Work to be completed: Where does the string "from" appear? Copy every line of the entries below that holds it.

Input rows:
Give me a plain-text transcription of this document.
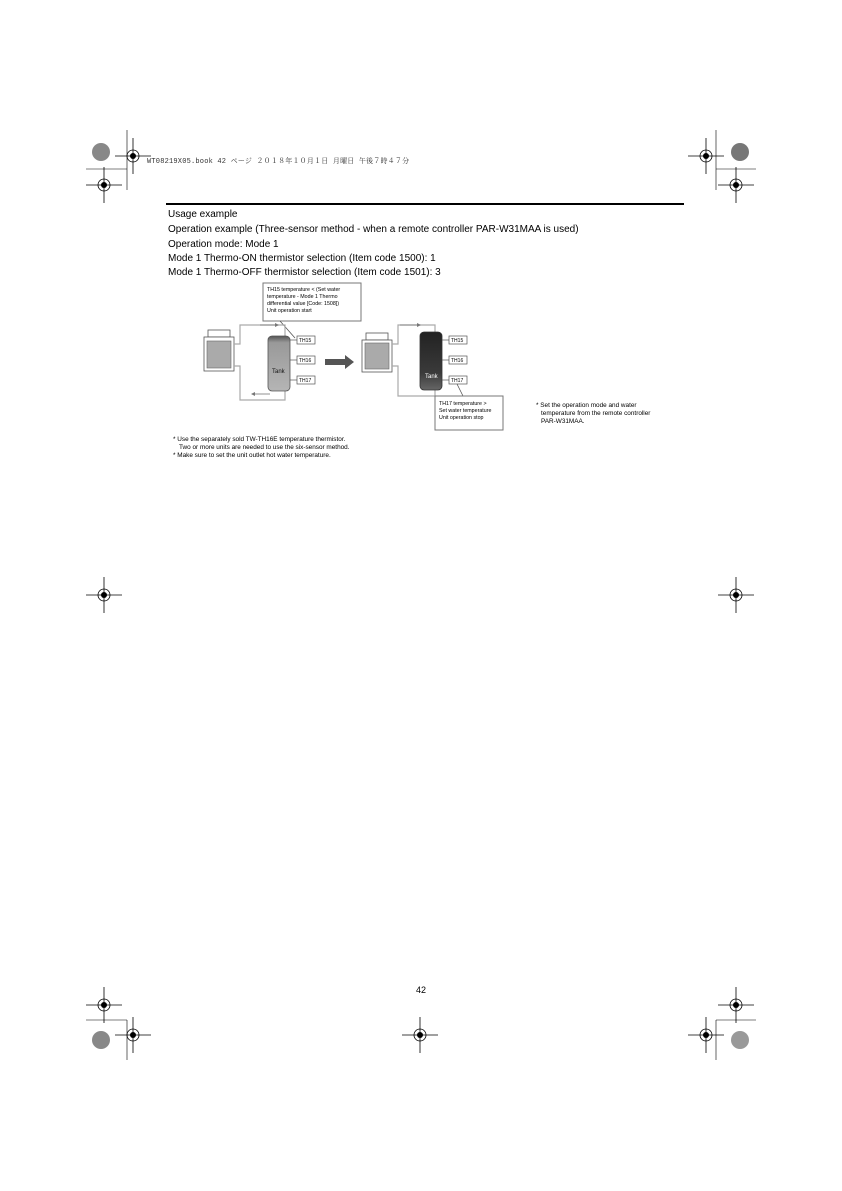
WT08219X05.book 42 ページ ２０１８年１０月１日 月曜日 午後７時４７分
Usage example
Operation example (Three-sensor method - when a remote controller PAR-W31MAA is used)
Operation mode: Mode 1
Mode 1 Thermo-ON thermistor selection (Item code 1500): 1
Mode 1 Thermo-OFF thermistor selection (Item code 1501): 3
TH15 temperature < (Set water
temperature - Mode 1 Thermo
differential value [Code: 1508])
Unit operation start
Tank
TH15
TH16
TH17
Tank
TH15
TH16
TH17
TH17 temperature >
Set water temperature
Unit operation stop
* Set the operation mode and water
temperature from the remote controller
PAR-W31MAA.
* Use the separately sold TW-TH16E temperature thermistor.
Two or more units are needed to use the six-sensor method.
* Make sure to set the unit outlet hot water temperature.
42
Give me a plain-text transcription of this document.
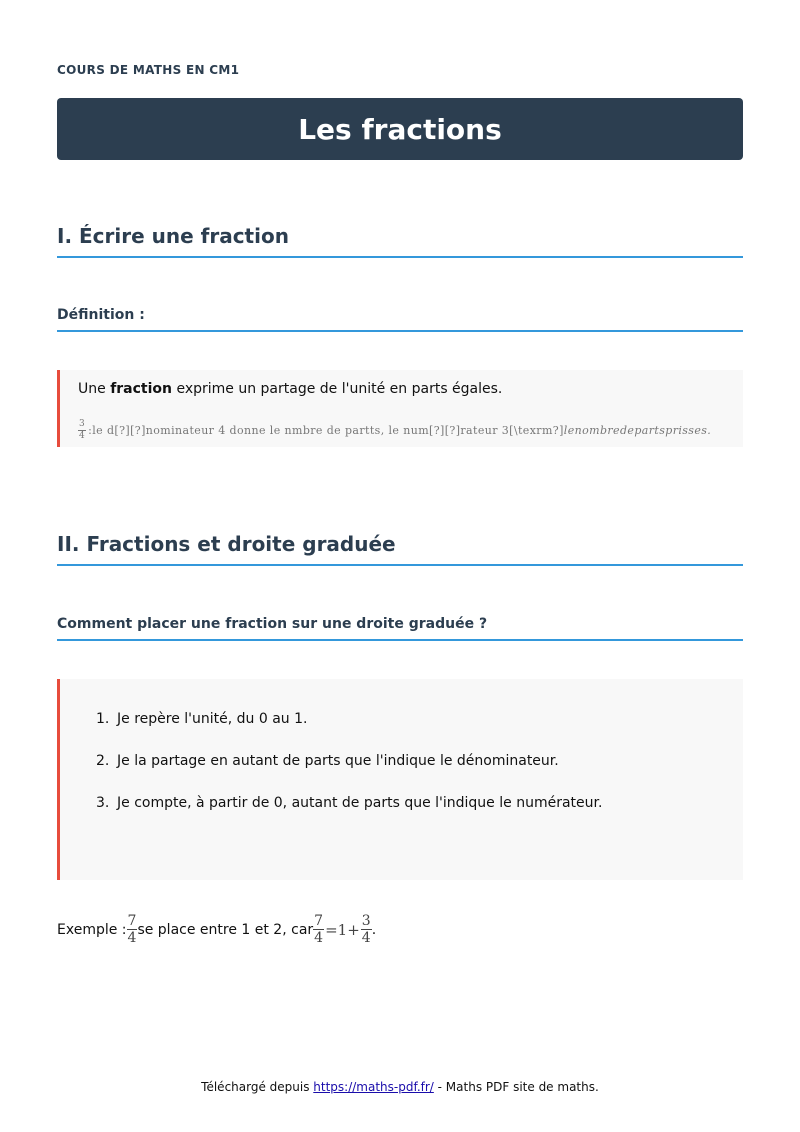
COURS DE MATHS EN CM1
Les fractions
I. Écrire une fraction
Définition :
Une fraction exprime un partage de l'unité en parts égales.
$\frac{3}{4}$ :le d[?][?]nominateur 4 donne le nmbre de partts, le num[?][?]rateur 3[\texrm?] lenombredepartsprisses.
II. Fractions et droite graduée
Comment placer une fraction sur une droite graduée ?
1. Je repère l'unité, du 0 au 1.
2. Je la partage en autant de parts que l'indique le dénominateur.
3. Je compte, à partir de 0, autant de parts que l'indique le numérateur.
Exemple : $\frac{7}{4}$ se place entre 1 et 2, car $\frac{7}{4} =1+ \frac{3}{4}$ .
Téléchargé depuis https://maths-pdf.fr/ - Maths PDF site de maths.
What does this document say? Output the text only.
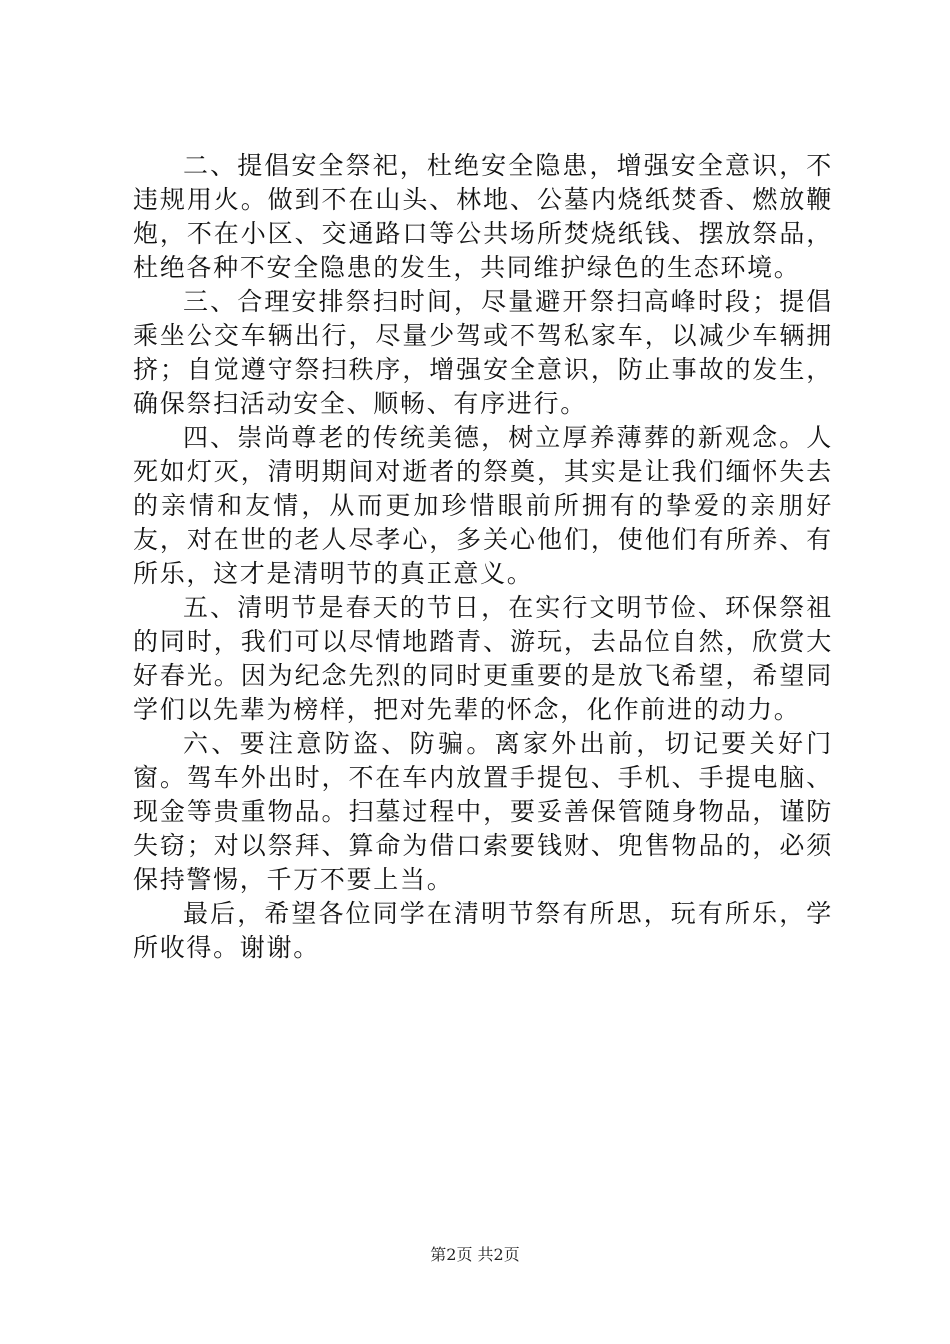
二、提倡安全祭祀，杜绝安全隐患，增强安全意识，不违规用火。做到不在山头、林地、公墓内烧纸焚香、燃放鞭炮，不在小区、交通路口等公共场所焚烧纸钱、摆放祭品，杜绝各种不安全隐患的发生，共同维护绿色的生态环境。

三、合理安排祭扫时间，尽量避开祭扫高峰时段；提倡乘坐公交车辆出行，尽量少驾或不驾私家车，以减少车辆拥挤；自觉遵守祭扫秩序，增强安全意识，防止事故的发生，确保祭扫活动安全、顺畅、有序进行。

四、崇尚尊老的传统美德，树立厚养薄葬的新观念。人死如灯灭，清明期间对逝者的祭奠，其实是让我们缅怀失去的亲情和友情，从而更加珍惜眼前所拥有的挚爱的亲朋好友，对在世的老人尽孝心，多关心他们，使他们有所养、有所乐，这才是清明节的真正意义。

五、清明节是春天的节日，在实行文明节俭、环保祭祖的同时，我们可以尽情地踏青、游玩，去品位自然，欣赏大好春光。因为纪念先烈的同时更重要的是放飞希望，希望同学们以先辈为榜样，把对先辈的怀念，化作前进的动力。

六、要注意防盗、防骗。离家外出前，切记要关好门窗。驾车外出时，不在车内放置手提包、手机、手提电脑、现金等贵重物品。扫墓过程中，要妥善保管随身物品，谨防失窃；对以祭拜、算命为借口索要钱财、兜售物品的，必须保持警惕，千万不要上当。

最后，希望各位同学在清明节祭有所思，玩有所乐，学所收得。谢谢。

第2页 共2页
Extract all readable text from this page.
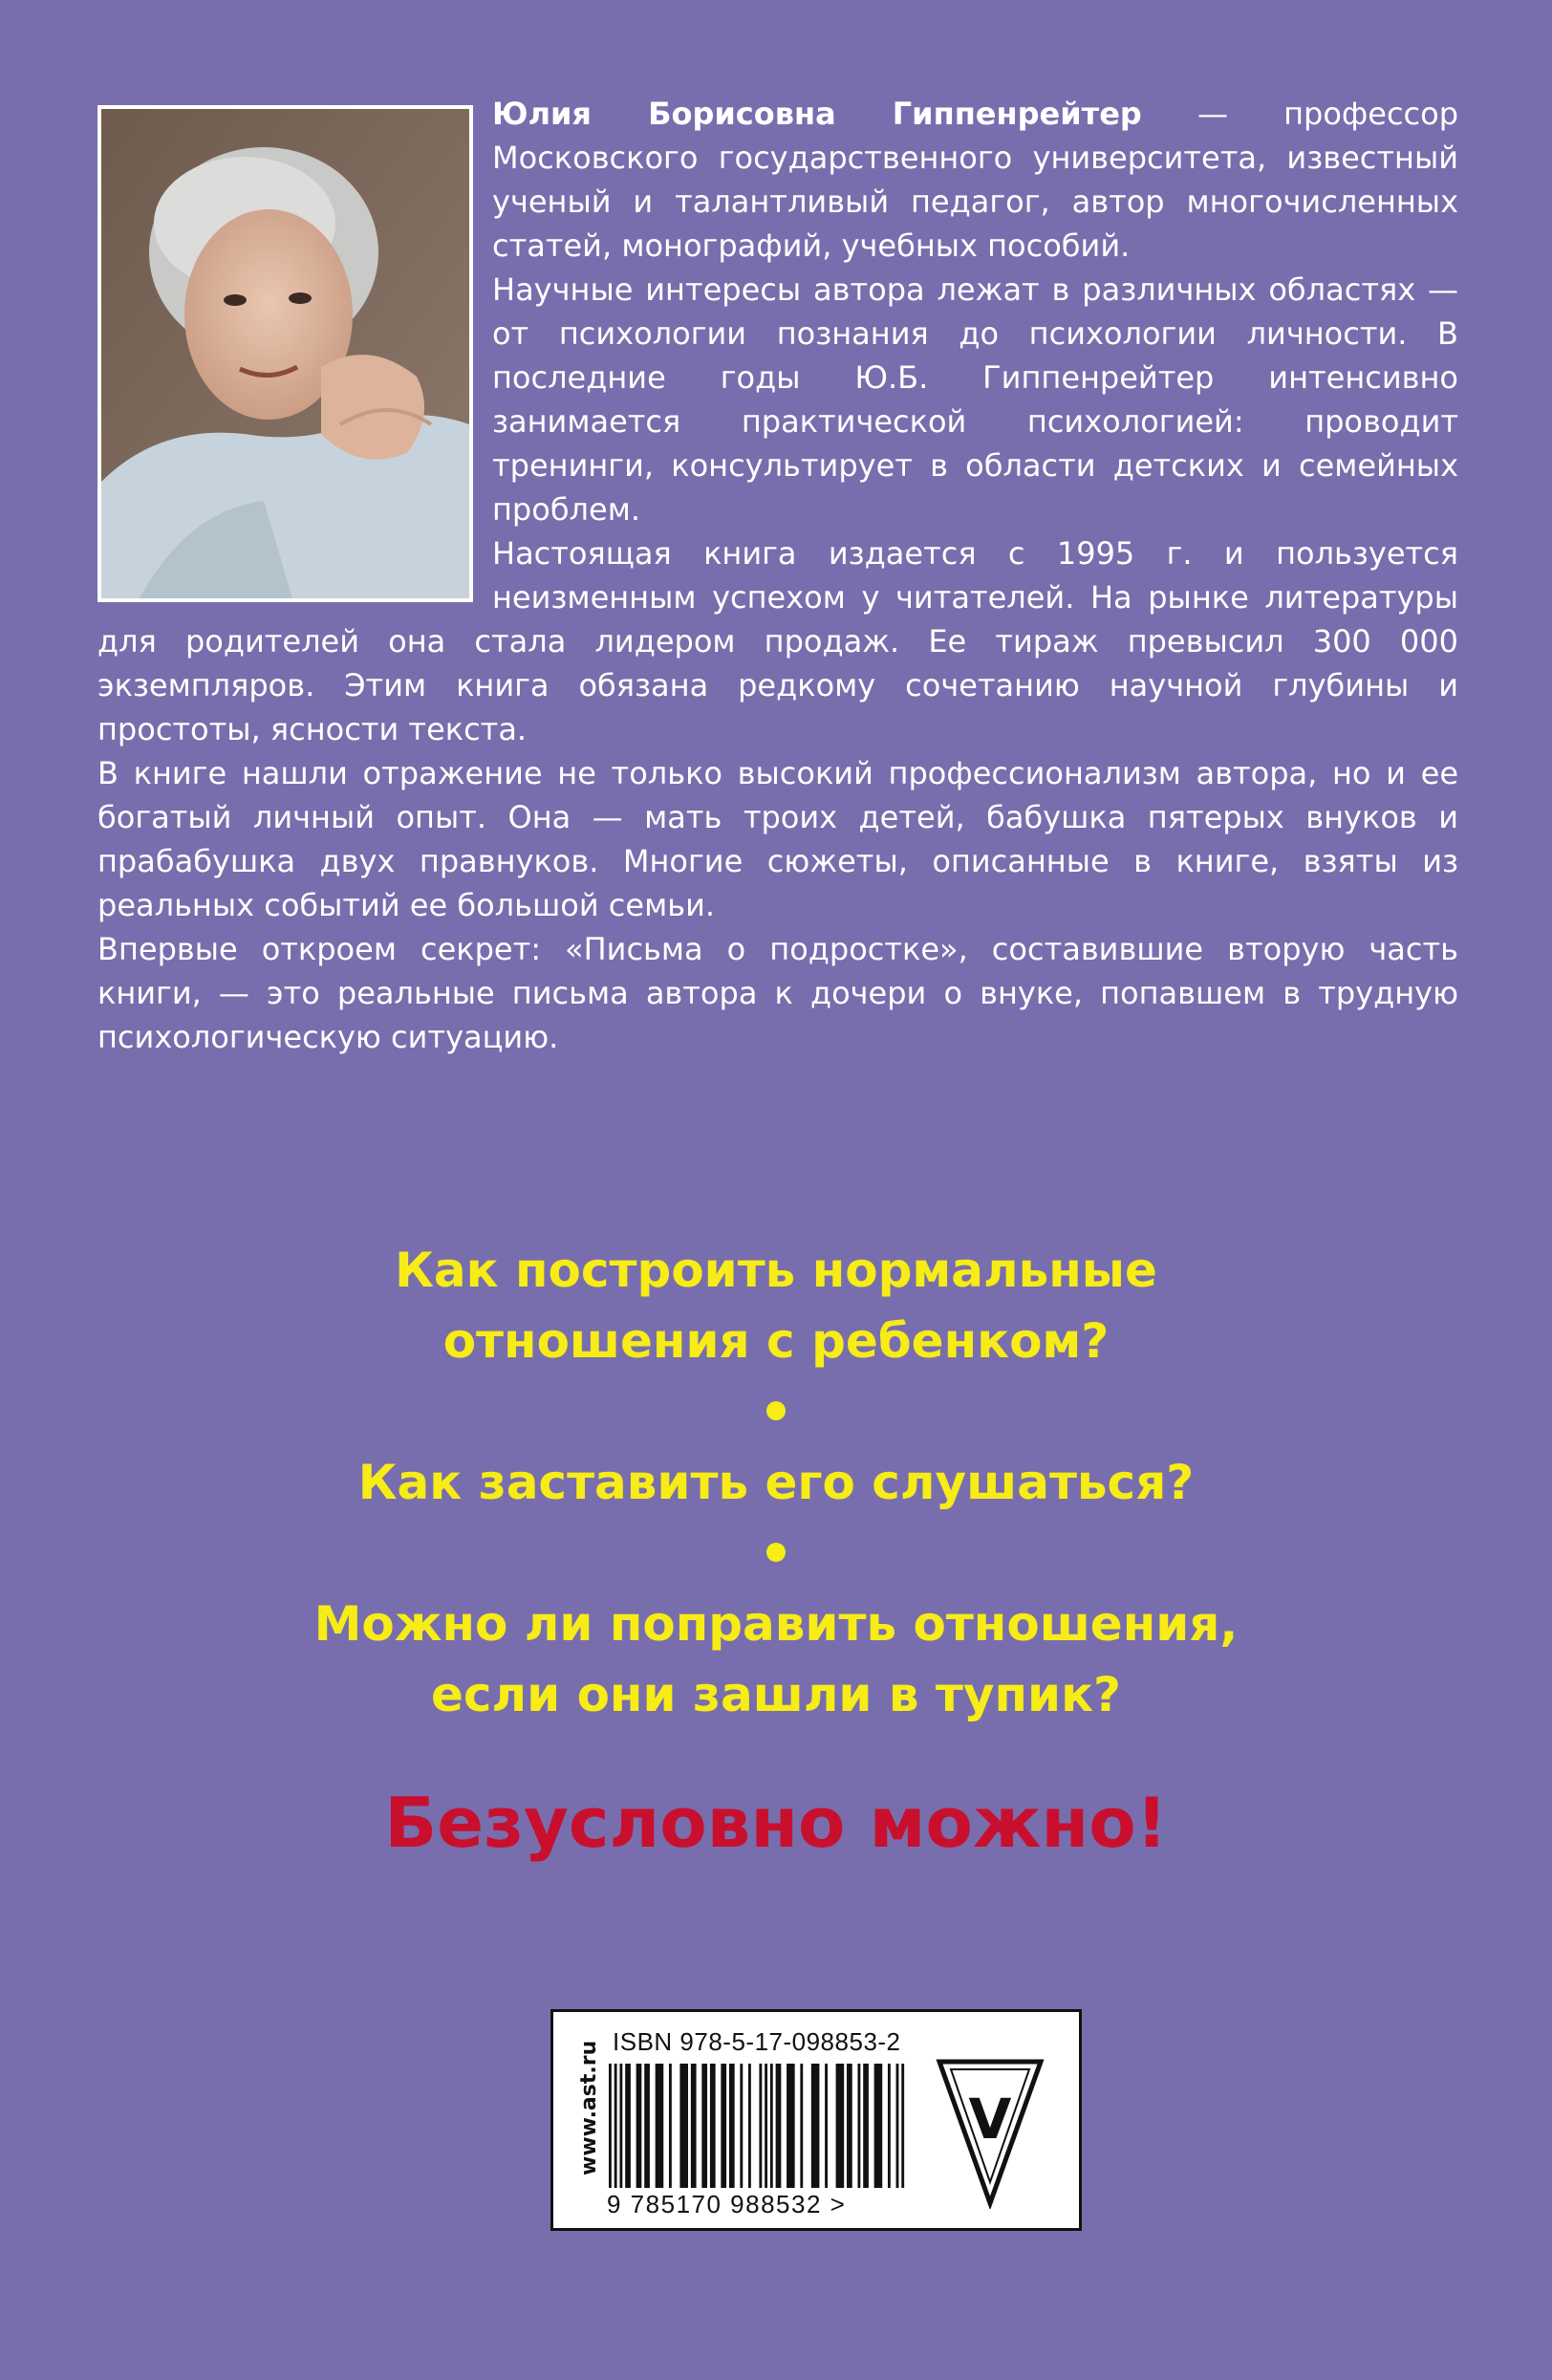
Юлия Борисовна Гиппенрейтер — профессор Московского государственного университета, известный ученый и талантливый педагог, автор многочисленных статей, монографий, учебных пособий.

Научные интересы автора лежат в различных областях — от психологии познания до психологии личности. В последние годы Ю.Б. Гиппенрейтер интенсивно занимается практической психологией: проводит тренинги, консультирует в области детских и семейных проблем.

Настоящая книга издается с 1995 г. и пользуется неизменным успехом у читателей. На рынке литературы для родителей она стала лидером продаж. Ее тираж превысил 300 000 экземпляров. Этим книга обязана редкому сочетанию научной глубины и простоты, ясности текста.

В книге нашли отражение не только высокий профессионализм автора, но и ее богатый личный опыт. Она — мать троих детей, бабушка пятерых внуков и прабабушка двух правнуков. Многие сюжеты, описанные в книге, взяты из реальных событий ее большой семьи.

Впервые откроем секрет: «Письма о подростке», составившие вторую часть книги, — это реальные письма автора к дочери о внуке, попавшем в трудную психологическую ситуацию.

Как построить нормальные

отношения с ребенком?

Как заставить его слушаться?

Можно ли поправить отношения,

если они зашли в тупик?

Безусловно можно!
www.ast.ru ISBN 978-5-17-098853-2
9 785170 988532 >
V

Result:
temperature from the remote controller
Extract all readable text from this page.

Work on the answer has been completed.